Convert the lines below into a Markdown table with the columns "Row" and "Line text," starting at the first line and ending at the line containing "svg-text:X: X xyxy=(1238,715,1247,730)", both included. Leave out any blank lines.

+++ LISTED RECORDS +++

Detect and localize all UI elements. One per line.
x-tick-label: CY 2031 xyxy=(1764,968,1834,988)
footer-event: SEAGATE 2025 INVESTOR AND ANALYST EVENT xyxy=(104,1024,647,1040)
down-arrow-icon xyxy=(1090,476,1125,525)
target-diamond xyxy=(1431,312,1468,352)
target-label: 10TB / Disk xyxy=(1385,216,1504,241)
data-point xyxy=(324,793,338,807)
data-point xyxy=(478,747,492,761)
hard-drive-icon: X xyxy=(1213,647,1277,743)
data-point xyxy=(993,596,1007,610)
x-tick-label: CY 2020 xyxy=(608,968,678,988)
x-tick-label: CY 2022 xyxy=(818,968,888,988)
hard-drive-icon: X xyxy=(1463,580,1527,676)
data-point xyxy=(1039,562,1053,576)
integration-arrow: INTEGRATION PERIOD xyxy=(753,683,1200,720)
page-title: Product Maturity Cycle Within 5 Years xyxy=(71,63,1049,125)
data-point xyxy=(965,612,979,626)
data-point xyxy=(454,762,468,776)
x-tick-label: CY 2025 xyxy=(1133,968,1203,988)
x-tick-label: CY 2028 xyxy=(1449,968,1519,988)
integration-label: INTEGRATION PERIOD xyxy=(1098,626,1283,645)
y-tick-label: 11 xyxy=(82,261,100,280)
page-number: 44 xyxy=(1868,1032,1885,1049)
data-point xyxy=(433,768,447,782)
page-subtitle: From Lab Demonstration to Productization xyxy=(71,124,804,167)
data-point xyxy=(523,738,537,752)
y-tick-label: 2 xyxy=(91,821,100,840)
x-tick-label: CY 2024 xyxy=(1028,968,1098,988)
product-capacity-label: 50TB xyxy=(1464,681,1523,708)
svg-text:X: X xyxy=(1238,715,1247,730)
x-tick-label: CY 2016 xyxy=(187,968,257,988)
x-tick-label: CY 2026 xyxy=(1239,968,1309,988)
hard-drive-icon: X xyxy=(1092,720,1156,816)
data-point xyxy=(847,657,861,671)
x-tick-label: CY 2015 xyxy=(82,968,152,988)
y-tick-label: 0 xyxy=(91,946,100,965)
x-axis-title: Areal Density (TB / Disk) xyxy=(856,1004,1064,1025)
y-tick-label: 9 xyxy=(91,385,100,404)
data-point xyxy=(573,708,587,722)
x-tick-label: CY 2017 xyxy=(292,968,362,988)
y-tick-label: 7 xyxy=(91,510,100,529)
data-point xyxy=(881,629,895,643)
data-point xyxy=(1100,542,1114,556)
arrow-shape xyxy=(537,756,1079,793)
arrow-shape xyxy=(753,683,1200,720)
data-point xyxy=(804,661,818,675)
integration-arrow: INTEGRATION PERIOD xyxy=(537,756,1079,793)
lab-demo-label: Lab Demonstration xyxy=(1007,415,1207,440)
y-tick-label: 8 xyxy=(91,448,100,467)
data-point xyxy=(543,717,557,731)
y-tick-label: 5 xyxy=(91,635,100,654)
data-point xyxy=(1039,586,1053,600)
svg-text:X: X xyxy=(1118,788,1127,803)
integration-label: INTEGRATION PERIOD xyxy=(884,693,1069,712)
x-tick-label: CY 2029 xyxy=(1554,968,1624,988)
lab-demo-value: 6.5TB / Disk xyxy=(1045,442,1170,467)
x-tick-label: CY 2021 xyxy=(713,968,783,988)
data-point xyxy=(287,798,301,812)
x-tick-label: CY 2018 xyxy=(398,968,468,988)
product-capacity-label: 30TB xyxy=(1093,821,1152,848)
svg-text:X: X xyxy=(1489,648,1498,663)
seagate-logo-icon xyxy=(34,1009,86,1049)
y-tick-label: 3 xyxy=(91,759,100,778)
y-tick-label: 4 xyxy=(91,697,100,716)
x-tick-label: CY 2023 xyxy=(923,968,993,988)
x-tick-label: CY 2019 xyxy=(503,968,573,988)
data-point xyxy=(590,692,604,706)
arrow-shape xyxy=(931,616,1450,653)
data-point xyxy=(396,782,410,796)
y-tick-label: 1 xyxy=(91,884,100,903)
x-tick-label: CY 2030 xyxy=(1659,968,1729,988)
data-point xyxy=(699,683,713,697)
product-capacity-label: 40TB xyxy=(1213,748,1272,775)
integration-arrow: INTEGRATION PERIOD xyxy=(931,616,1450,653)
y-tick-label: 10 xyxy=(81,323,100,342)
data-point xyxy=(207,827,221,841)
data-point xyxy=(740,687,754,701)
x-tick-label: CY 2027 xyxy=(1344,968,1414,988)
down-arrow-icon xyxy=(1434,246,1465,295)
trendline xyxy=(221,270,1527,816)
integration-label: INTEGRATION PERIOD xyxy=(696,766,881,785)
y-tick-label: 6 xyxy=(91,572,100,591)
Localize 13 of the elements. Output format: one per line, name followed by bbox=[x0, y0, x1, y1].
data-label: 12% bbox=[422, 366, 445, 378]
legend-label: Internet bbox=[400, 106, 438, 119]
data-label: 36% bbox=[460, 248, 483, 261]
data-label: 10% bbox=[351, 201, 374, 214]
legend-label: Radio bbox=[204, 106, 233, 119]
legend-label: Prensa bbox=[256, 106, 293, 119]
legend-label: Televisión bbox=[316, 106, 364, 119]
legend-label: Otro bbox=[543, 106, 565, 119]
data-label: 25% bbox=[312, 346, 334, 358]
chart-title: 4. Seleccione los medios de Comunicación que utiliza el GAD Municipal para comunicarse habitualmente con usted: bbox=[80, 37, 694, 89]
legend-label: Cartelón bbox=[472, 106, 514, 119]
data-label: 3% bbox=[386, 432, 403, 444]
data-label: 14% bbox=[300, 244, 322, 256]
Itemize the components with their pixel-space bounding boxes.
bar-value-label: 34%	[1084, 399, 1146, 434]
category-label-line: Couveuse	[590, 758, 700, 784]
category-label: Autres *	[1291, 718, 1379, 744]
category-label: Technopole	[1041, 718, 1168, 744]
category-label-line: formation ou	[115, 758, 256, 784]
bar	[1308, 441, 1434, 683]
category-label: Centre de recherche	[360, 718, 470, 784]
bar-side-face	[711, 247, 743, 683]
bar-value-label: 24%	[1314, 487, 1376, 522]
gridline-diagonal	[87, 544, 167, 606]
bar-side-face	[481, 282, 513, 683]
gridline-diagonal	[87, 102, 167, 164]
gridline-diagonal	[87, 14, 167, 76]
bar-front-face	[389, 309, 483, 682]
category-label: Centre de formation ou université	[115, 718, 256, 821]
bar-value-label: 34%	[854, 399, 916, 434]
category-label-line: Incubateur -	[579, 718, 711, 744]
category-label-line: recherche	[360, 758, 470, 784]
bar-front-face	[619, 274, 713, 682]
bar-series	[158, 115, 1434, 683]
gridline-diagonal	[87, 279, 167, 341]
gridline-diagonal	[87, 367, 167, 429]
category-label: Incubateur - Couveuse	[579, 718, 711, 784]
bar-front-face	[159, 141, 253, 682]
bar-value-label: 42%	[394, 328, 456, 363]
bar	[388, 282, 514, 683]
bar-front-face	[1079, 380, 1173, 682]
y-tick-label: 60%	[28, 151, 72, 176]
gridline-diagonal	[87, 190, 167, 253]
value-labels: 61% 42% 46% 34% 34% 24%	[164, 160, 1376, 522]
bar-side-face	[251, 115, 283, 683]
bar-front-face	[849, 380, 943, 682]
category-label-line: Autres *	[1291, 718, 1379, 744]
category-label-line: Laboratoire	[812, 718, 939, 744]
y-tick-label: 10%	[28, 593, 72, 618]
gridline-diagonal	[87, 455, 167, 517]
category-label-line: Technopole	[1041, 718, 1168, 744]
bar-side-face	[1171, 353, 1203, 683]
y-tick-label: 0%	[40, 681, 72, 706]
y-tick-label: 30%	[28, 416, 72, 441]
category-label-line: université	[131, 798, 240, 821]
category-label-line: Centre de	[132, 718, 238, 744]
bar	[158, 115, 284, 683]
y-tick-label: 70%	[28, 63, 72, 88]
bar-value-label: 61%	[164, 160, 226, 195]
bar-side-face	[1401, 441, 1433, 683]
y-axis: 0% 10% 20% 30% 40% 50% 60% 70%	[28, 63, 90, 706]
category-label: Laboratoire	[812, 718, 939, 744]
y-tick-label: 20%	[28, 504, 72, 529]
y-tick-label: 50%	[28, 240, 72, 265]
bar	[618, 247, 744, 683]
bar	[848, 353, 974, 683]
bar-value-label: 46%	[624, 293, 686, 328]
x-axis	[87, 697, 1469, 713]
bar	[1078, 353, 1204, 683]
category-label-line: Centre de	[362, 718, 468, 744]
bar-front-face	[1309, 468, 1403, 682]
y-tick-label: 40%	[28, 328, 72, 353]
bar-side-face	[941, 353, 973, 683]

+++

RESULT OF THIS TASK =
| Row | Line text |
|---|---|
| 1 | Detect and localize all UI elements. One per line. |
| 2 | x-tick-label: CY 2031 xyxy=(1764,968,1834,988) |
| 3 | footer-event: SEAGATE 2025 INVESTOR AND ANALYST EVENT xyxy=(104,1024,647,1040) |
| 4 | down-arrow-icon xyxy=(1090,476,1125,525) |
| 5 | target-diamond xyxy=(1431,312,1468,352) |
| 6 | target-label: 10TB / Disk xyxy=(1385,216,1504,241) |
| 7 | data-point xyxy=(324,793,338,807) |
| 8 | data-point xyxy=(478,747,492,761) |
| 9 | hard-drive-icon: X xyxy=(1213,647,1277,743) |
| 10 | data-point xyxy=(993,596,1007,610) |
| 11 | x-tick-label: CY 2020 xyxy=(608,968,678,988) |
| 12 | x-tick-label: CY 2022 xyxy=(818,968,888,988) |
| 13 | hard-drive-icon: X xyxy=(1463,580,1527,676) |
| 14 | data-point xyxy=(1039,562,1053,576) |
| 15 | integration-arrow: INTEGRATION PERIOD xyxy=(753,683,1200,720) |
| 16 | page-title: Product Maturity Cycle Within 5 Years xyxy=(71,63,1049,125) |
| 17 | data-point xyxy=(965,612,979,626) |
| 18 | data-point xyxy=(454,762,468,776) |
| 19 | x-tick-label: CY 2025 xyxy=(1133,968,1203,988) |
| 20 | x-tick-label: CY 2028 xyxy=(1449,968,1519,988) |
| 21 | integration-label: INTEGRATION PERIOD xyxy=(1098,626,1283,645) |
| 22 | y-tick-label: 11 xyxy=(82,261,100,280) |
| 23 | page-number: 44 xyxy=(1868,1032,1885,1049) |
| 24 | data-point xyxy=(433,768,447,782) |
| 25 | page-subtitle: From Lab Demonstration to Productization xyxy=(71,124,804,167) |
| 26 | data-point xyxy=(523,738,537,752) |
| 27 | y-tick-label: 2 xyxy=(91,821,100,840) |
| 28 | x-tick-label: CY 2024 xyxy=(1028,968,1098,988) |
| 29 | product-capacity-label: 50TB xyxy=(1464,681,1523,708) |
| 30 | svg-text:X: X xyxy=(1238,715,1247,730) |